##### TASK DATA #####

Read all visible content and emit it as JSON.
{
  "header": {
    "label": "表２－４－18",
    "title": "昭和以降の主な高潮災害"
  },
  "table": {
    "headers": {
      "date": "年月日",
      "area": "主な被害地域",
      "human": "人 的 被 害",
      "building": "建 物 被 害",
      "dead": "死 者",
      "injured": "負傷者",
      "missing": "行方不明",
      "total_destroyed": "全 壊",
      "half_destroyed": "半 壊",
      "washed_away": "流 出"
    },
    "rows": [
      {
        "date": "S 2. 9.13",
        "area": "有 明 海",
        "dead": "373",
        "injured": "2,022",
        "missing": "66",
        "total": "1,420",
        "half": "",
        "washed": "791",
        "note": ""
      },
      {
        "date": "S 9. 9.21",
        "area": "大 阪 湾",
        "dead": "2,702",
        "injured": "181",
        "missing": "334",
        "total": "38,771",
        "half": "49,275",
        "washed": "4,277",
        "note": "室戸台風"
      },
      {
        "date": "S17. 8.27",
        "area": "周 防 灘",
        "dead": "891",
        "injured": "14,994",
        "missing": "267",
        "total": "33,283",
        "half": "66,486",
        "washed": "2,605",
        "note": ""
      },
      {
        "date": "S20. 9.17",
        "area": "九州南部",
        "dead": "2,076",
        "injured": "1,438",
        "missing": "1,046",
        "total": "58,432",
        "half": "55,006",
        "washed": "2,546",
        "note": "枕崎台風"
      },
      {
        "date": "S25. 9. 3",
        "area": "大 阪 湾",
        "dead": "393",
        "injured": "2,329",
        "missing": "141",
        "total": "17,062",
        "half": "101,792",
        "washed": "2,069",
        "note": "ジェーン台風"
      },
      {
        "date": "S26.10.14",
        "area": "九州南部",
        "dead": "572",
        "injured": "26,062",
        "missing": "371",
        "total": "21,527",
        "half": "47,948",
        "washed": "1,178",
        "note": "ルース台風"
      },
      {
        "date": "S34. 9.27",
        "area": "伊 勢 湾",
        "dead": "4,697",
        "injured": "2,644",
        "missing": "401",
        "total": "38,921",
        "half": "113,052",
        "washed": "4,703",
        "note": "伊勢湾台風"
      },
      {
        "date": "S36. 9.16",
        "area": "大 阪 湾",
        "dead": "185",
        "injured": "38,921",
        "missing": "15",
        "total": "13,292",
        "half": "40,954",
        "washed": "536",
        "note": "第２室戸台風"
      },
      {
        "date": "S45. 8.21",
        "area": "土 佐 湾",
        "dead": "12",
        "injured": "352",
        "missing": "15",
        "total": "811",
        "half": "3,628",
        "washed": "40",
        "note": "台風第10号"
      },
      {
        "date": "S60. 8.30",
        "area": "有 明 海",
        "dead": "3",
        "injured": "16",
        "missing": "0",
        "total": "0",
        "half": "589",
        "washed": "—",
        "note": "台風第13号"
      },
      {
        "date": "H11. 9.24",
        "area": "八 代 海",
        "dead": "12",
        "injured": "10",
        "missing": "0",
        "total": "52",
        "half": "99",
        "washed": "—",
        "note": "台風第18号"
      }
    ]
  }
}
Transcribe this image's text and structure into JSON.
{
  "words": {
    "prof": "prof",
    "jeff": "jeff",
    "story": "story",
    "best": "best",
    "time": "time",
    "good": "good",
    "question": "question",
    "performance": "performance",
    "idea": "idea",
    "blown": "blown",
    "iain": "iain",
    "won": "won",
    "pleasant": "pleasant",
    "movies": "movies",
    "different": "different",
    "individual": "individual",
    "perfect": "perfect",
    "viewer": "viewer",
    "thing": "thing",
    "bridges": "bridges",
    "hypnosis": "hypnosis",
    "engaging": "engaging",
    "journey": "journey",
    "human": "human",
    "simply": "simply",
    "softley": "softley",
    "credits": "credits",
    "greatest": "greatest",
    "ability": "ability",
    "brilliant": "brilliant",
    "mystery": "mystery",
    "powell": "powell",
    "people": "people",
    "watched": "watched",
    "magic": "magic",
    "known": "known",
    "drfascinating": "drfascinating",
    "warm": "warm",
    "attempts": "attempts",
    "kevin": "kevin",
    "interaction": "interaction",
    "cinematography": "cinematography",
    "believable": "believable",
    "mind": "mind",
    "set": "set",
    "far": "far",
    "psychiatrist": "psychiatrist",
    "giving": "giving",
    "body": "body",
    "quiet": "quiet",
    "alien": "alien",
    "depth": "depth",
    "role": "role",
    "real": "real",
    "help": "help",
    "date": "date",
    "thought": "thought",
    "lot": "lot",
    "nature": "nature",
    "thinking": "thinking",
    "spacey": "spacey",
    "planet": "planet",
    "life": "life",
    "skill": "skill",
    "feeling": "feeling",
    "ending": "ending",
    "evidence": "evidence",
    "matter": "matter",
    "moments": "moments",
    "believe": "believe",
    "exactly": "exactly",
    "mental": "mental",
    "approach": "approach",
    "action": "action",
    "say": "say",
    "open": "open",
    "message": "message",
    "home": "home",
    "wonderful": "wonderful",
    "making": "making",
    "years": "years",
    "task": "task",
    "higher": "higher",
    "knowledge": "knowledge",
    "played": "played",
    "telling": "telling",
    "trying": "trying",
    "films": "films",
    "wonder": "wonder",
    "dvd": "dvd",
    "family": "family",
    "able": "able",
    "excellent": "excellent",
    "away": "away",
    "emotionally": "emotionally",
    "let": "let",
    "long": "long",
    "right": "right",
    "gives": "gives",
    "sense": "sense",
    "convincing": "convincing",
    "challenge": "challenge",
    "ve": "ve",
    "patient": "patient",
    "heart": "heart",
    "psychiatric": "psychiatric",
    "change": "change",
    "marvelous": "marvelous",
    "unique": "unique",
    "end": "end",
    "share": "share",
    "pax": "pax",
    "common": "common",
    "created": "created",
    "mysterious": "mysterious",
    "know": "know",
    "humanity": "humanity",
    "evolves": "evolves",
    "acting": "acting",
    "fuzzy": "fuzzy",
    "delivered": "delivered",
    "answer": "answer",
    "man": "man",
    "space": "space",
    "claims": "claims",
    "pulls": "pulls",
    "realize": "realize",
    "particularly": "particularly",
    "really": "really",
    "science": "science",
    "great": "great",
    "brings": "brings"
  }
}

#####

WORK REQUIRED:
Nothing may be left out: return each entry exactly as it reads.

TASK OUTPUT:
Read all visible content and emit it as JSON.
{
  "header": {
    "label": "表２－４－18",
    "title": "昭和以降の主な高潮災害"
  },
  "table": {
    "headers": {
      "date": "年月日",
      "area": "主な被害地域",
      "human": "人 的 被 害",
      "building": "建 物 被 害",
      "dead": "死 者",
      "injured": "負傷者",
      "missing": "行方不明",
      "total_destroyed": "全 壊",
      "half_destroyed": "半 壊",
      "washed_away": "流 出"
    },
    "rows": [
      {
        "date": "S 2. 9.13",
        "area": "有 明 海",
        "dead": "373",
        "injured": "2,022",
        "missing": "66",
        "total": "1,420",
        "half": "",
        "washed": "791",
        "note": ""
      },
      {
        "date": "S 9. 9.21",
        "area": "大 阪 湾",
        "dead": "2,702",
        "injured": "181",
        "missing": "334",
        "total": "38,771",
        "half": "49,275",
        "washed": "4,277",
        "note": "室戸台風"
      },
      {
        "date": "S17. 8.27",
        "area": "周 防 灘",
        "dead": "891",
        "injured": "14,994",
        "missing": "267",
        "total": "33,283",
        "half": "66,486",
        "washed": "2,605",
        "note": ""
      },
      {
        "date": "S20. 9.17",
        "area": "九州南部",
        "dead": "2,076",
        "injured": "1,438",
        "missing": "1,046",
        "total": "58,432",
        "half": "55,006",
        "washed": "2,546",
        "note": "枕崎台風"
      },
      {
        "date": "S25. 9. 3",
        "area": "大 阪 湾",
        "dead": "393",
        "injured": "2,329",
        "missing": "141",
        "total": "17,062",
        "half": "101,792",
        "washed": "2,069",
        "note": "ジェーン台風"
      },
      {
        "date": "S26.10.14",
        "area": "九州南部",
        "dead": "572",
        "injured": "26,062",
        "missing": "371",
        "total": "21,527",
        "half": "47,948",
        "washed": "1,178",
        "note": "ルース台風"
      },
      {
        "date": "S34. 9.27",
        "area": "伊 勢 湾",
        "dead": "4,697",
        "injured": "2,644",
        "missing": "401",
        "total": "38,921",
        "half": "113,052",
        "washed": "4,703",
        "note": "伊勢湾台風"
      },
      {
        "date": "S36. 9.16",
        "area": "大 阪 湾",
        "dead": "185",
        "injured": "38,921",
        "missing": "15",
        "total": "13,292",
        "half": "40,954",
        "washed": "536",
        "note": "第２室戸台風"
      },
      {
        "date": "S45. 8.21",
        "area": "土 佐 湾",
        "dead": "12",
        "injured": "352",
        "missing": "15",
        "total": "811",
        "half": "3,628",
        "washed": "40",
        "note": "台風第10号"
      },
      {
        "date": "S60. 8.30",
        "area": "有 明 海",
        "dead": "3",
        "injured": "16",
        "missing": "0",
        "total": "0",
        "half": "589",
        "washed": "—",
        "note": "台風第13号"
      },
      {
        "date": "H11. 9.24",
        "area": "八 代 海",
        "dead": "12",
        "injured": "10",
        "missing": "0",
        "total": "52",
        "half": "99",
        "washed": "—",
        "note": "台風第18号"
      }
    ]
  }
}
Transcribe this image's text and structure into JSON.
{
  "words": {
    "prof": "prof",
    "jeff": "jeff",
    "story": "story",
    "best": "best",
    "time": "time",
    "good": "good",
    "question": "question",
    "performance": "performance",
    "idea": "idea",
    "blown": "blown",
    "iain": "iain",
    "won": "won",
    "pleasant": "pleasant",
    "movies": "movies",
    "different": "different",
    "individual": "individual",
    "perfect": "perfect",
    "viewer": "viewer",
    "thing": "thing",
    "bridges": "bridges",
    "hypnosis": "hypnosis",
    "engaging": "engaging",
    "journey": "journey",
    "human": "human",
    "simply": "simply",
    "softley": "softley",
    "credits": "credits",
    "greatest": "greatest",
    "ability": "ability",
    "brilliant": "brilliant",
    "mystery": "mystery",
    "powell": "powell",
    "people": "people",
    "watched": "watched",
    "magic": "magic",
    "known": "known",
    "drfascinating": "drfascinating",
    "warm": "warm",
    "attempts": "attempts",
    "kevin": "kevin",
    "interaction": "interaction",
    "cinematography": "cinematography",
    "believable": "believable",
    "mind": "mind",
    "set": "set",
    "far": "far",
    "psychiatrist": "psychiatrist",
    "giving": "giving",
    "body": "body",
    "quiet": "quiet",
    "alien": "alien",
    "depth": "depth",
    "role": "role",
    "real": "real",
    "help": "help",
    "date": "date",
    "thought": "thought",
    "lot": "lot",
    "nature": "nature",
    "thinking": "thinking",
    "spacey": "spacey",
    "planet": "planet",
    "life": "life",
    "skill": "skill",
    "feeling": "feeling",
    "ending": "ending",
    "evidence": "evidence",
    "matter": "matter",
    "moments": "moments",
    "believe": "believe",
    "exactly": "exactly",
    "mental": "mental",
    "approach": "approach",
    "action": "action",
    "say": "say",
    "open": "open",
    "message": "message",
    "home": "home",
    "wonderful": "wonderful",
    "making": "making",
    "years": "years",
    "task": "task",
    "higher": "higher",
    "knowledge": "knowledge",
    "played": "played",
    "telling": "telling",
    "trying": "trying",
    "films": "films",
    "wonder": "wonder",
    "dvd": "dvd",
    "family": "family",
    "able": "able",
    "excellent": "excellent",
    "away": "away",
    "emotionally": "emotionally",
    "let": "let",
    "long": "long",
    "right": "right",
    "gives": "gives",
    "sense": "sense",
    "convincing": "convincing",
    "challenge": "challenge",
    "ve": "ve",
    "patient": "patient",
    "heart": "heart",
    "psychiatric": "psychiatric",
    "change": "change",
    "marvelous": "marvelous",
    "unique": "unique",
    "end": "end",
    "share": "share",
    "pax": "pax",
    "common": "common",
    "created": "created",
    "mysterious": "mysterious",
    "know": "know",
    "humanity": "humanity",
    "evolves": "evolves",
    "acting": "acting",
    "fuzzy": "fuzzy",
    "delivered": "delivered",
    "answer": "answer",
    "man": "man",
    "space": "space",
    "claims": "claims",
    "pulls": "pulls",
    "realize": "realize",
    "particularly": "particularly",
    "really": "really",
    "science": "science",
    "great": "great",
    "brings": "brings"
  }
}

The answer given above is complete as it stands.